Written instruction
In the data, extract each line that holds the string "width".

Information supplied
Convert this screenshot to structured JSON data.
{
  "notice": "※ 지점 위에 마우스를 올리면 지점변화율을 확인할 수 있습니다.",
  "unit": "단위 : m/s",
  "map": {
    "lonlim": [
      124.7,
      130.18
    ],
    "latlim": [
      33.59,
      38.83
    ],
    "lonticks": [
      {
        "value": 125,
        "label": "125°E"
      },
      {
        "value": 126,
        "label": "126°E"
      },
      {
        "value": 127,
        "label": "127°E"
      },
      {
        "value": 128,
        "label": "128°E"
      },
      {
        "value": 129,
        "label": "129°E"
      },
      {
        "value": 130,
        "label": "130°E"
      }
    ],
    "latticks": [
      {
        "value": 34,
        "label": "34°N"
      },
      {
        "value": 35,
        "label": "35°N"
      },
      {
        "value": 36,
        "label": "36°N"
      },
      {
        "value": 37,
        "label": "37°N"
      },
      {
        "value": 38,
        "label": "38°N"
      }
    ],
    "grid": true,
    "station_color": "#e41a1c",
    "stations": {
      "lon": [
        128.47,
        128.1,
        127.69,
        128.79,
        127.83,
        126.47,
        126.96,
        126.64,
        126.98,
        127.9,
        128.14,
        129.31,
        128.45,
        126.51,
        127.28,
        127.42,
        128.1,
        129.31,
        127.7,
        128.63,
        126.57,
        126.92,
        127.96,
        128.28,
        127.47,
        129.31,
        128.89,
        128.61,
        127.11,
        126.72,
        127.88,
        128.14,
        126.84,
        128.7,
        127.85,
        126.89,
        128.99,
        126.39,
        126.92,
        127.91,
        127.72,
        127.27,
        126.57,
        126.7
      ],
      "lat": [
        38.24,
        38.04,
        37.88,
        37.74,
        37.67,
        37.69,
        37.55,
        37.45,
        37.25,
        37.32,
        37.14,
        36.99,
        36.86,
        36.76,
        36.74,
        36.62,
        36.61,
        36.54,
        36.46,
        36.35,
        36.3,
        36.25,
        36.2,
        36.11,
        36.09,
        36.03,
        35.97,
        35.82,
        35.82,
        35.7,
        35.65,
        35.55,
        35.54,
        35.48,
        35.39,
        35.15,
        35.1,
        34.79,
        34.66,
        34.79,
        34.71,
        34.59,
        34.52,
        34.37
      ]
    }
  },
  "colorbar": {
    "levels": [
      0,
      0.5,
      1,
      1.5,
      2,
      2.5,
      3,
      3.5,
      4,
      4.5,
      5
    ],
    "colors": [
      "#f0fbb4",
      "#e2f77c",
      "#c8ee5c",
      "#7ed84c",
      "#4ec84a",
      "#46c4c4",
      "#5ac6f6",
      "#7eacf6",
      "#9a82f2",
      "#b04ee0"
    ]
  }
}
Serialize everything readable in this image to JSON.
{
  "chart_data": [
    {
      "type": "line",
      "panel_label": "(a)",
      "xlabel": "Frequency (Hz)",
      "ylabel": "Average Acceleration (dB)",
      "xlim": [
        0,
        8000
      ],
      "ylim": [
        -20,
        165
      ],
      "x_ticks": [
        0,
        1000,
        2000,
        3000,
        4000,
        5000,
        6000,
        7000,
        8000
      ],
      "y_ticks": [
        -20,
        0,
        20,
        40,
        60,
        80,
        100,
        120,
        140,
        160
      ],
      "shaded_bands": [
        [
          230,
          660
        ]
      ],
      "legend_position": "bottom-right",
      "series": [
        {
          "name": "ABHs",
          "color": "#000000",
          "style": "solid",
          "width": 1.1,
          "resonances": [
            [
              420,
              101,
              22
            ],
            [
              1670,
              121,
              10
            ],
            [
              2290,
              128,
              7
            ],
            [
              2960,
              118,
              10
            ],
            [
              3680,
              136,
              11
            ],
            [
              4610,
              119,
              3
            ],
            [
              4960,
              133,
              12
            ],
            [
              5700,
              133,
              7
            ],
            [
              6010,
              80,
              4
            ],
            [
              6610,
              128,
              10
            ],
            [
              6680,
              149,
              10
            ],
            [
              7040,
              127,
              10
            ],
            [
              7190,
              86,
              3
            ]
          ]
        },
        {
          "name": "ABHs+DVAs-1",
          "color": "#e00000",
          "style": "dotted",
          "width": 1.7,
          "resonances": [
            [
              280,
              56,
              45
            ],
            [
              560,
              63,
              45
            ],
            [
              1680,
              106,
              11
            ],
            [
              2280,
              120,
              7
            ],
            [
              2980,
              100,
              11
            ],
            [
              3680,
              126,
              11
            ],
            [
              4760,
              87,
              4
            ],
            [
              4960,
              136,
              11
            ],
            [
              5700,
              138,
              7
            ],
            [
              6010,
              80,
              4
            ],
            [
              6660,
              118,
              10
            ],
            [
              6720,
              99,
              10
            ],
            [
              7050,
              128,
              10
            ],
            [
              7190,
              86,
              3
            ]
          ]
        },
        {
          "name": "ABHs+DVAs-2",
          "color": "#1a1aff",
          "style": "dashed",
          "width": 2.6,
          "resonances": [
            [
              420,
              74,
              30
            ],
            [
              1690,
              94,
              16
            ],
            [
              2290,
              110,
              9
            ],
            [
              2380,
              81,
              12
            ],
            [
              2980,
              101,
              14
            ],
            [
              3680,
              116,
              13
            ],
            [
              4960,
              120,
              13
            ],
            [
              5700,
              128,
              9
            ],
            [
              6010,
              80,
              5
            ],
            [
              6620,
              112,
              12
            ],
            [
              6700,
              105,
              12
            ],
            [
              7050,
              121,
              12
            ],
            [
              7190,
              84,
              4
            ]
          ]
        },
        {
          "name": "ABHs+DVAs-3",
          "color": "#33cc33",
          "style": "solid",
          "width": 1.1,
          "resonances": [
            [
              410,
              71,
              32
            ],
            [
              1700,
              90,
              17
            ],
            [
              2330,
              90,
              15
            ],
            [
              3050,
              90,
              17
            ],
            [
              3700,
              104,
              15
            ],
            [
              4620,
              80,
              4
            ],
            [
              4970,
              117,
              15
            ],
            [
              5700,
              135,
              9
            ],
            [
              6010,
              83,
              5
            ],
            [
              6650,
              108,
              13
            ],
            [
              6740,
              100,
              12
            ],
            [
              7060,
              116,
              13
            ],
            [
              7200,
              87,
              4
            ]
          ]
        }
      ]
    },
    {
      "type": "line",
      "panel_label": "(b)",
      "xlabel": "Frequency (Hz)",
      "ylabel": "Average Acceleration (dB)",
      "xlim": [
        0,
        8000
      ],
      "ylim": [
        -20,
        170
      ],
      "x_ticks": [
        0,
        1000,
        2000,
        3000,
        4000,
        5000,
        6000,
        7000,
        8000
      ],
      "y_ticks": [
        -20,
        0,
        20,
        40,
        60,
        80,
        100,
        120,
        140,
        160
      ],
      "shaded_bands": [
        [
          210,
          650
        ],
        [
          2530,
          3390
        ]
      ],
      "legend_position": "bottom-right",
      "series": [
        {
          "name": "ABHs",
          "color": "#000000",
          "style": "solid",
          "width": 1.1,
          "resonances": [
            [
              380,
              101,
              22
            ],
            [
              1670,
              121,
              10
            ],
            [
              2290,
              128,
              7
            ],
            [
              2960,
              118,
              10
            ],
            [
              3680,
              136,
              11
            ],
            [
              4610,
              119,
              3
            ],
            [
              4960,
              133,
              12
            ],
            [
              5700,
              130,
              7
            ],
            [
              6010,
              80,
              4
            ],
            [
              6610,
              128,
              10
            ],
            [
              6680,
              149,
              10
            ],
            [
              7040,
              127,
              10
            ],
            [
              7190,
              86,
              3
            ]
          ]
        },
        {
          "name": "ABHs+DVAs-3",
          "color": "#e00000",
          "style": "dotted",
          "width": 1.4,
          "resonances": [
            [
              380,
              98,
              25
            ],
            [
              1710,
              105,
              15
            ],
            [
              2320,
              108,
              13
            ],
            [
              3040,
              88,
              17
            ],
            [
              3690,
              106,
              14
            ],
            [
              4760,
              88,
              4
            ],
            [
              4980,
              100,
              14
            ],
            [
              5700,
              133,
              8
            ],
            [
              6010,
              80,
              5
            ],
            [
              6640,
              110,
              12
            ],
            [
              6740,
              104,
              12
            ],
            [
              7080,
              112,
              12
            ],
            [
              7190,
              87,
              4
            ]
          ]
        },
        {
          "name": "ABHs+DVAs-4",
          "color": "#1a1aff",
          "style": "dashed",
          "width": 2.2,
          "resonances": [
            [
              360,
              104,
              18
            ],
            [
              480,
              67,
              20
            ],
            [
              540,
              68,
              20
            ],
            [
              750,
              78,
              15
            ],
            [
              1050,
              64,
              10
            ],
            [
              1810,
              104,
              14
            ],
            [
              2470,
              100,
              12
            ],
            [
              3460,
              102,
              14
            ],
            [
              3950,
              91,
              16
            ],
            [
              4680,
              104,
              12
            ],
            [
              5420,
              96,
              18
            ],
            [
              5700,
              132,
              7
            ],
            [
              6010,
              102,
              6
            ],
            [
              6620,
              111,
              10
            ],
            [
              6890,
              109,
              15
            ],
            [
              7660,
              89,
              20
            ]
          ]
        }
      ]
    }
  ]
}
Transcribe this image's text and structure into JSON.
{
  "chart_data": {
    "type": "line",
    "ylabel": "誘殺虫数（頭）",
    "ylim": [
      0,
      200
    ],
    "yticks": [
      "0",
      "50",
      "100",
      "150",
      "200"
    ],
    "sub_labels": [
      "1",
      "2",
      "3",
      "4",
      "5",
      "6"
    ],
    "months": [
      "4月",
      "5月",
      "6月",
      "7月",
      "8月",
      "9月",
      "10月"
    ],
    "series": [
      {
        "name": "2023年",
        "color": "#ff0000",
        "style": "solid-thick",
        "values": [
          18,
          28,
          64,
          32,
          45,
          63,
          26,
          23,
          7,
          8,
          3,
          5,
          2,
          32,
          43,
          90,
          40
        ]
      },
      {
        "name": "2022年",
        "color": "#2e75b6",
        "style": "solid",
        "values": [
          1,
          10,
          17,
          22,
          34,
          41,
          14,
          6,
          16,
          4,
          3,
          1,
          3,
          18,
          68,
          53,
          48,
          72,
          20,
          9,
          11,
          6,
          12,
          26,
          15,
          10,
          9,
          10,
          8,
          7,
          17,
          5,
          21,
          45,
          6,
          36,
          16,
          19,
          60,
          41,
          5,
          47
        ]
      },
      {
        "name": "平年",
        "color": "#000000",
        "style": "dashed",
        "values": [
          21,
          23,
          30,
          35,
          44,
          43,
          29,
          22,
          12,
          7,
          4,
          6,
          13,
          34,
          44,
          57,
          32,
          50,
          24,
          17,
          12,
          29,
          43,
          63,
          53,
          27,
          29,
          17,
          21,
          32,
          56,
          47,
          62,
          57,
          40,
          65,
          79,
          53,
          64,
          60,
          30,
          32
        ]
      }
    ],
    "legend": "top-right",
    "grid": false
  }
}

Correct answer
          "width": 1.1,
          "width": 1.7,
          "width": 2.6,
          "width": 1.1,
          "width": 1.1,
          "width": 1.4,
          "width": 2.2,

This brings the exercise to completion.